[Records from a dataset]
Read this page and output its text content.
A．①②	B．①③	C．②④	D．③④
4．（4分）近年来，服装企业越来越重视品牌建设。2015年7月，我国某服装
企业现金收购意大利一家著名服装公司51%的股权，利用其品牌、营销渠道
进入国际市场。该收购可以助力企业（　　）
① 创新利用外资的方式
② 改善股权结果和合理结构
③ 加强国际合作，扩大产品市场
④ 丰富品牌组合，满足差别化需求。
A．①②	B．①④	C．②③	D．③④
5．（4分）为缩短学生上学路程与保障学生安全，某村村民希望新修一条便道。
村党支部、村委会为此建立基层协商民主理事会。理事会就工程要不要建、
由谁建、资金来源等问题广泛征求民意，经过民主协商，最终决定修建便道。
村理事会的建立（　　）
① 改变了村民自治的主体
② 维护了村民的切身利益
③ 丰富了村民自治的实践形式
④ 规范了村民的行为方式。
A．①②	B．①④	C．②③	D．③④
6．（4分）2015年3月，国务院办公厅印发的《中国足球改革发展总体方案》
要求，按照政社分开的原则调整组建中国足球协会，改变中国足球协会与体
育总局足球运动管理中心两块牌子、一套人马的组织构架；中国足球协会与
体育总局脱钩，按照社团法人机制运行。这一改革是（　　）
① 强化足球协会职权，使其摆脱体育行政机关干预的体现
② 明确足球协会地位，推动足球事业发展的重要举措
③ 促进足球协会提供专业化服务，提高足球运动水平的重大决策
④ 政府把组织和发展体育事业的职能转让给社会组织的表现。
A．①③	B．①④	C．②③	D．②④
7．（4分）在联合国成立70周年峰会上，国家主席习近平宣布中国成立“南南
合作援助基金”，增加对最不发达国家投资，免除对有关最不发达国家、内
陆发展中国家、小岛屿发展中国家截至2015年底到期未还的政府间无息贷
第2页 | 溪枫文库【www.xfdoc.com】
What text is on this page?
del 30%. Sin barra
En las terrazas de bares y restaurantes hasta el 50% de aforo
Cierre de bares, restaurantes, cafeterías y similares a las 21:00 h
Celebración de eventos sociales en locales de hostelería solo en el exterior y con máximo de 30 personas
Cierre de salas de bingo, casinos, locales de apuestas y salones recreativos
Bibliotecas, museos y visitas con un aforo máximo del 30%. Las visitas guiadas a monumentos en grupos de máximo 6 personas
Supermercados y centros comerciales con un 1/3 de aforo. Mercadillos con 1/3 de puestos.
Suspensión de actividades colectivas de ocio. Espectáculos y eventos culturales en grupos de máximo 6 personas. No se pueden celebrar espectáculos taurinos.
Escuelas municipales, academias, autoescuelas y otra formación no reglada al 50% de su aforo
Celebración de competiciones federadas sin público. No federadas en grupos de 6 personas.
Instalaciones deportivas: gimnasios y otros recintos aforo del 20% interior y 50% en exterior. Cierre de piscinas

The task: Each record above should be restated word for word.

Correct answer:
Read this page and output its text content.
A．①②	B．①③	C．②④	D．③④
4．（4分）近年来，服装企业越来越重视品牌建设。2015年7月，我国某服装
企业现金收购意大利一家著名服装公司51%的股权，利用其品牌、营销渠道
进入国际市场。该收购可以助力企业（　　）
① 创新利用外资的方式
② 改善股权结果和合理结构
③ 加强国际合作，扩大产品市场
④ 丰富品牌组合，满足差别化需求。
A．①②	B．①④	C．②③	D．③④
5．（4分）为缩短学生上学路程与保障学生安全，某村村民希望新修一条便道。
村党支部、村委会为此建立基层协商民主理事会。理事会就工程要不要建、
由谁建、资金来源等问题广泛征求民意，经过民主协商，最终决定修建便道。
村理事会的建立（　　）
① 改变了村民自治的主体
② 维护了村民的切身利益
③ 丰富了村民自治的实践形式
④ 规范了村民的行为方式。
A．①②	B．①④	C．②③	D．③④
6．（4分）2015年3月，国务院办公厅印发的《中国足球改革发展总体方案》
要求，按照政社分开的原则调整组建中国足球协会，改变中国足球协会与体
育总局足球运动管理中心两块牌子、一套人马的组织构架；中国足球协会与
体育总局脱钩，按照社团法人机制运行。这一改革是（　　）
① 强化足球协会职权，使其摆脱体育行政机关干预的体现
② 明确足球协会地位，推动足球事业发展的重要举措
③ 促进足球协会提供专业化服务，提高足球运动水平的重大决策
④ 政府把组织和发展体育事业的职能转让给社会组织的表现。
A．①③	B．①④	C．②③	D．②④
7．（4分）在联合国成立70周年峰会上，国家主席习近平宣布中国成立“南南
合作援助基金”，增加对最不发达国家投资，免除对有关最不发达国家、内
陆发展中国家、小岛屿发展中国家截至2015年底到期未还的政府间无息贷
第2页 | 溪枫文库【www.xfdoc.com】
What text is on this page?
del 30%. Sin barra
En las terrazas de bares y restaurantes hasta el 50% de aforo
Cierre de bares, restaurantes, cafeterías y similares a las 21:00 h
Celebración de eventos sociales en locales de hostelería solo en el exterior y con máximo de 30 personas
Cierre de salas de bingo, casinos, locales de apuestas y salones recreativos
Bibliotecas, museos y visitas con un aforo máximo del 30%. Las visitas guiadas a monumentos en grupos de máximo 6 personas
Supermercados y centros comerciales con un 1/3 de aforo. Mercadillos con 1/3 de puestos.
Suspensión de actividades colectivas de ocio. Espectáculos y eventos culturales en grupos de máximo 6 personas. No se pueden celebrar espectáculos taurinos.
Escuelas municipales, academias, autoescuelas y otra formación no reglada al 50% de su aforo
Celebración de competiciones federadas sin público. No federadas en grupos de 6 personas.
Instalaciones deportivas: gimnasios y otros recintos aforo del 20% interior y 50% en exterior. Cierre de piscinas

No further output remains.